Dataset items
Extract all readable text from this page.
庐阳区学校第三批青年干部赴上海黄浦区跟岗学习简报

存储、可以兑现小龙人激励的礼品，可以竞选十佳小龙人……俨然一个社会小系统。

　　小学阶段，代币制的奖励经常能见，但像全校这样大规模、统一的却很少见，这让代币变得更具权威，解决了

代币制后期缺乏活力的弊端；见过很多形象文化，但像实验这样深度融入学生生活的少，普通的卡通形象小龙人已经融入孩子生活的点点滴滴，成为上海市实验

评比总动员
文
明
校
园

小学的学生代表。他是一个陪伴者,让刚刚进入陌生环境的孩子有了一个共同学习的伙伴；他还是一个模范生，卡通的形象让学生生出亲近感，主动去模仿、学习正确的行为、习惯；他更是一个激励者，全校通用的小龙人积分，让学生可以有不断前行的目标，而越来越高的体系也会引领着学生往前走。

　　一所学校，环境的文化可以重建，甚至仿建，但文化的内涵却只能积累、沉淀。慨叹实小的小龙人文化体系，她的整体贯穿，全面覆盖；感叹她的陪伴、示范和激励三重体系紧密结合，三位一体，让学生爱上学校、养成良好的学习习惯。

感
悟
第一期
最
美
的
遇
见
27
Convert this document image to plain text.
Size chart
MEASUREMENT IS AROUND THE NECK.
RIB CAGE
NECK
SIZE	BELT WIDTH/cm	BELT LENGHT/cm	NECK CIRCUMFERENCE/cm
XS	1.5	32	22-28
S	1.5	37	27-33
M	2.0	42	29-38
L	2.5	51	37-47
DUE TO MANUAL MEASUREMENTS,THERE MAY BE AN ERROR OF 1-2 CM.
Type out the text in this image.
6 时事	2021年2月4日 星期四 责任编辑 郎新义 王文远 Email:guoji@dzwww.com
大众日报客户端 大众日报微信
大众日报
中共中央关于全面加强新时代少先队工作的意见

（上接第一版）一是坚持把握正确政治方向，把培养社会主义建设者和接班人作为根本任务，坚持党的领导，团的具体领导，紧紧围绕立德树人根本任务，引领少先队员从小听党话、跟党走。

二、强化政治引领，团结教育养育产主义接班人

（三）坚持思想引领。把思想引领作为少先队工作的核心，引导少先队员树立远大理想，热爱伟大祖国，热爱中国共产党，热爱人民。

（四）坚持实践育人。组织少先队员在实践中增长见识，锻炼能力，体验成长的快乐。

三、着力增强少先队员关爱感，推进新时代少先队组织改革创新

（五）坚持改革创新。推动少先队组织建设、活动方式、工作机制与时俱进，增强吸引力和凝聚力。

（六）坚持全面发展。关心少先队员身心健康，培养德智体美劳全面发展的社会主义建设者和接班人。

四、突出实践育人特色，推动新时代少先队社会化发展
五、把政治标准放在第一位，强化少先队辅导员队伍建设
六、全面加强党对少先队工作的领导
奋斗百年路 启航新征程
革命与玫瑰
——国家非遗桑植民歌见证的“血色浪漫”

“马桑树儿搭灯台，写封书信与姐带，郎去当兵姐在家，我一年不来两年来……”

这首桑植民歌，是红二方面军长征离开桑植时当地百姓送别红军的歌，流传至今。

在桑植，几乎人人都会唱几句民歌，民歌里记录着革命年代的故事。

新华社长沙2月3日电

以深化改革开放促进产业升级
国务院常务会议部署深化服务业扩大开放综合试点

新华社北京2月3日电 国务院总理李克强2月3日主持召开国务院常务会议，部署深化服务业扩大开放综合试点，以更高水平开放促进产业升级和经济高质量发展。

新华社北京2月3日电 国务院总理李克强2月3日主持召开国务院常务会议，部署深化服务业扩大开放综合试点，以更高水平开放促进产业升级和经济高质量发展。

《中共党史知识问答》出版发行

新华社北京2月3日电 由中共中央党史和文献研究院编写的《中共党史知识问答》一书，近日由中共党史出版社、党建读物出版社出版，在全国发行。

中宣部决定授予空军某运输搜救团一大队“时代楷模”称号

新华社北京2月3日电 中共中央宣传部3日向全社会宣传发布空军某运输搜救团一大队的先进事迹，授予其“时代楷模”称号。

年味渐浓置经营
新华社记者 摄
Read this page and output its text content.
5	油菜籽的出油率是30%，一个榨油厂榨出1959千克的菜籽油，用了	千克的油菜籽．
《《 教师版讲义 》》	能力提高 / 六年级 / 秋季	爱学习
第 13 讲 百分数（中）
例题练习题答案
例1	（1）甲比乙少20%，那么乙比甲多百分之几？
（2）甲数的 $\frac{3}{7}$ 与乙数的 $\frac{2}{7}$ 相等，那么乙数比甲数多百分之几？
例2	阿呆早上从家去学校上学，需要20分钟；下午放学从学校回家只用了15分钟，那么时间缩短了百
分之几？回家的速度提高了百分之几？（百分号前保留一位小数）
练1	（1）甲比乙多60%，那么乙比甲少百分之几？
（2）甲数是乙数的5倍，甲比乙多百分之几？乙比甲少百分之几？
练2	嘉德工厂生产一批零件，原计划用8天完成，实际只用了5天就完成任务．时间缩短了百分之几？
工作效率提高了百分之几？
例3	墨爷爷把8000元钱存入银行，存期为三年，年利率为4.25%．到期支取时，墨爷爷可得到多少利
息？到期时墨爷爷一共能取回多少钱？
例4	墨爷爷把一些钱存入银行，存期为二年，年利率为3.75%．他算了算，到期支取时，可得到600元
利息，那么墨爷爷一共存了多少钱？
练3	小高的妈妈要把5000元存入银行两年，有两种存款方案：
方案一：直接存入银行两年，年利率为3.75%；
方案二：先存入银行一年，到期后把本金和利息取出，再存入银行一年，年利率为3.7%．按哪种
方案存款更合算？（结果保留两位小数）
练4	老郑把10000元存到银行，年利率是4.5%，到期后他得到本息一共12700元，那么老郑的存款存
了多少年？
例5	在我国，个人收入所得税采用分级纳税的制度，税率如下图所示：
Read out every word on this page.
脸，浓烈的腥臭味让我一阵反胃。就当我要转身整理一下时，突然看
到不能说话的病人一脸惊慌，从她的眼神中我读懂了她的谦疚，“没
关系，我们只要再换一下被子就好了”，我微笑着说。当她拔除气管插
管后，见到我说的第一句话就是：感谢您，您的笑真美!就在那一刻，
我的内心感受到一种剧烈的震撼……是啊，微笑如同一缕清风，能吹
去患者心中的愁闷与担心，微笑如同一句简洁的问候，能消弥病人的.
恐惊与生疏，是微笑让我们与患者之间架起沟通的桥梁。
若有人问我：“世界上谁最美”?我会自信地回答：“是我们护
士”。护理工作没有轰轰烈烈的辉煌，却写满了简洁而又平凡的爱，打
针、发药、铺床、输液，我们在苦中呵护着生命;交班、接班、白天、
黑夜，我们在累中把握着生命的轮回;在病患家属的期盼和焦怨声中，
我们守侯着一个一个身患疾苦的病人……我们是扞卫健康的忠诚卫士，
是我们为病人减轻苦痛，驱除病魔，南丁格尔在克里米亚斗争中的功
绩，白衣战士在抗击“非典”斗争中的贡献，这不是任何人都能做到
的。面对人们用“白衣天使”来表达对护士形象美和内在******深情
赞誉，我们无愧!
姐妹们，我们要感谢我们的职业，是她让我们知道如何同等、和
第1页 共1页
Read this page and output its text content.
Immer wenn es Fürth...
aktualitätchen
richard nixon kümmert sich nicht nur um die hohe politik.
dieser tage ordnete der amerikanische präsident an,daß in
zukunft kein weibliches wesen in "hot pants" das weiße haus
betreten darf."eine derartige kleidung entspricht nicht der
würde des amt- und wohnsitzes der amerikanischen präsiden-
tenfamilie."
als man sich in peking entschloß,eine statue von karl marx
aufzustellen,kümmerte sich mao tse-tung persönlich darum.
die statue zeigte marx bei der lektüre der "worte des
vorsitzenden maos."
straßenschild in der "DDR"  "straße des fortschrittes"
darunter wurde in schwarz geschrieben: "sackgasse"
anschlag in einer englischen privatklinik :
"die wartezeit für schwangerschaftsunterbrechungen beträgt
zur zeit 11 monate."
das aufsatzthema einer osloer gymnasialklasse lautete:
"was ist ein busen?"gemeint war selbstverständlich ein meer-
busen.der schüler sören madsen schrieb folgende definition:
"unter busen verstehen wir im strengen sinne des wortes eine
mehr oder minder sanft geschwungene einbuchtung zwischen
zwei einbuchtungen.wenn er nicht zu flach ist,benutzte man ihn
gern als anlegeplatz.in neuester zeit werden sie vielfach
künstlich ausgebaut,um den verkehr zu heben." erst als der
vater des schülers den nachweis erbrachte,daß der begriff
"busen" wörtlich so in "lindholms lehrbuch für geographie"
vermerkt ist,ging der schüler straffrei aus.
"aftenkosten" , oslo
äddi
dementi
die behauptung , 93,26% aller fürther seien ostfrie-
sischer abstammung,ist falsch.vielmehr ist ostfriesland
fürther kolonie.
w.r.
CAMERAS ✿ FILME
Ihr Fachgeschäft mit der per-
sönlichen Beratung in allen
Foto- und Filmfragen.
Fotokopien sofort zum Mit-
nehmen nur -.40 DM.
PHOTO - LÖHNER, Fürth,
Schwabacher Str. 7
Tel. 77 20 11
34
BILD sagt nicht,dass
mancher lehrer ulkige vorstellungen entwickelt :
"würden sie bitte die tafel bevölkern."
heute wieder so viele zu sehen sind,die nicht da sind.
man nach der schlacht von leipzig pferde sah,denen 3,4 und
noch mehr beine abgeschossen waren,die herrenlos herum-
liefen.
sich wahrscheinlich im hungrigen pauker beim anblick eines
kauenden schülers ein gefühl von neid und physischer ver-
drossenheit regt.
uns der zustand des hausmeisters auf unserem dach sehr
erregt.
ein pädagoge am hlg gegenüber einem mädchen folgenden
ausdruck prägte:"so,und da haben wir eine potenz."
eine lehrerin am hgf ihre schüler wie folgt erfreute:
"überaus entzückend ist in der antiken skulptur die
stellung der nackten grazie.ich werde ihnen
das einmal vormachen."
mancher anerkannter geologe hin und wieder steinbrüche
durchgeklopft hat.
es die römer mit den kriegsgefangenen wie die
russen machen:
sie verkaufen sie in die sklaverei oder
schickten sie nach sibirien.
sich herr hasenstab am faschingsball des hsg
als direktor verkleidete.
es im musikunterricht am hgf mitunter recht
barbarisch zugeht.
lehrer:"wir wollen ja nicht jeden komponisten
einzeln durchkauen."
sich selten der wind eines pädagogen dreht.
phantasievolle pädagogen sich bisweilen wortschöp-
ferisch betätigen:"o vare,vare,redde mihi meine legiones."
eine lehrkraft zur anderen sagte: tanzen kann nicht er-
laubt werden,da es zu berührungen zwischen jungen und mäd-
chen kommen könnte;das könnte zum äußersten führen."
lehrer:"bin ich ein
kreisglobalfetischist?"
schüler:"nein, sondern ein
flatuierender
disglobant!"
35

What is required: Gather each line from the entries above that includes the word "fürther".

Output of the exercise:
die behauptung , 93,26% aller fürther seien ostfrie-
fürther kolonie.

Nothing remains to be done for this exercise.